Data extracted from a collection
-- Begin --
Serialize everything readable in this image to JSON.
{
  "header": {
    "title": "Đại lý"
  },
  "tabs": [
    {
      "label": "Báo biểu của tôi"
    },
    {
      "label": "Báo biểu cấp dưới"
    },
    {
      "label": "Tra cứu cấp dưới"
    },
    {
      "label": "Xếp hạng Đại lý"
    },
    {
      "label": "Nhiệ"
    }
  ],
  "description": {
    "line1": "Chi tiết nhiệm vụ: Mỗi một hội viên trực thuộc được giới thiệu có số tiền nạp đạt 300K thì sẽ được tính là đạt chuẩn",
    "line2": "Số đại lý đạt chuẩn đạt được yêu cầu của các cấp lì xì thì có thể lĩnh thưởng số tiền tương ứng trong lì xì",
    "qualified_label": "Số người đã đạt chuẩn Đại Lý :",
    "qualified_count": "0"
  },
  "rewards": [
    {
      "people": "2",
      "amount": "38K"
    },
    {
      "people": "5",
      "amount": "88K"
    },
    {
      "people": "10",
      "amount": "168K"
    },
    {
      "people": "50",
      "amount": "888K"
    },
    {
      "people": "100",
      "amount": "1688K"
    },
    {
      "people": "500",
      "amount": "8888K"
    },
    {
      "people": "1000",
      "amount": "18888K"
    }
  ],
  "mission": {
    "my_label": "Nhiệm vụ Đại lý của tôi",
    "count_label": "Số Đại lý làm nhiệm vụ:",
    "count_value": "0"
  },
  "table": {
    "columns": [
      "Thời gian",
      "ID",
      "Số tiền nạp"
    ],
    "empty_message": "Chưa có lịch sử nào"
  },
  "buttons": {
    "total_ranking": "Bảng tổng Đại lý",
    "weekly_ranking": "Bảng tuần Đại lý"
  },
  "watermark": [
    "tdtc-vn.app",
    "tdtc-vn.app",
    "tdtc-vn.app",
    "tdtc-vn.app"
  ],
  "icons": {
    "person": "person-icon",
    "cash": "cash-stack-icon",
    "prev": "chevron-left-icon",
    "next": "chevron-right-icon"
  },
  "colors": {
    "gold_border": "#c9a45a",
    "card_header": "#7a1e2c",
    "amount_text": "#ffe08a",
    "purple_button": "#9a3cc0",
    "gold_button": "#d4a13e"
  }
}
-- End --
Each entry above needs to be retyped exactly.

Exercise response —
Serialize everything readable in this image to JSON.
{
  "header": {
    "title": "Đại lý"
  },
  "tabs": [
    {
      "label": "Báo biểu của tôi"
    },
    {
      "label": "Báo biểu cấp dưới"
    },
    {
      "label": "Tra cứu cấp dưới"
    },
    {
      "label": "Xếp hạng Đại lý"
    },
    {
      "label": "Nhiệ"
    }
  ],
  "description": {
    "line1": "Chi tiết nhiệm vụ: Mỗi một hội viên trực thuộc được giới thiệu có số tiền nạp đạt 300K thì sẽ được tính là đạt chuẩn",
    "line2": "Số đại lý đạt chuẩn đạt được yêu cầu của các cấp lì xì thì có thể lĩnh thưởng số tiền tương ứng trong lì xì",
    "qualified_label": "Số người đã đạt chuẩn Đại Lý :",
    "qualified_count": "0"
  },
  "rewards": [
    {
      "people": "2",
      "amount": "38K"
    },
    {
      "people": "5",
      "amount": "88K"
    },
    {
      "people": "10",
      "amount": "168K"
    },
    {
      "people": "50",
      "amount": "888K"
    },
    {
      "people": "100",
      "amount": "1688K"
    },
    {
      "people": "500",
      "amount": "8888K"
    },
    {
      "people": "1000",
      "amount": "18888K"
    }
  ],
  "mission": {
    "my_label": "Nhiệm vụ Đại lý của tôi",
    "count_label": "Số Đại lý làm nhiệm vụ:",
    "count_value": "0"
  },
  "table": {
    "columns": [
      "Thời gian",
      "ID",
      "Số tiền nạp"
    ],
    "empty_message": "Chưa có lịch sử nào"
  },
  "buttons": {
    "total_ranking": "Bảng tổng Đại lý",
    "weekly_ranking": "Bảng tuần Đại lý"
  },
  "watermark": [
    "tdtc-vn.app",
    "tdtc-vn.app",
    "tdtc-vn.app",
    "tdtc-vn.app"
  ],
  "icons": {
    "person": "person-icon",
    "cash": "cash-stack-icon",
    "prev": "chevron-left-icon",
    "next": "chevron-right-icon"
  },
  "colors": {
    "gold_border": "#c9a45a",
    "card_header": "#7a1e2c",
    "amount_text": "#ffe08a",
    "purple_button": "#9a3cc0",
    "gold_button": "#d4a13e"
  }
}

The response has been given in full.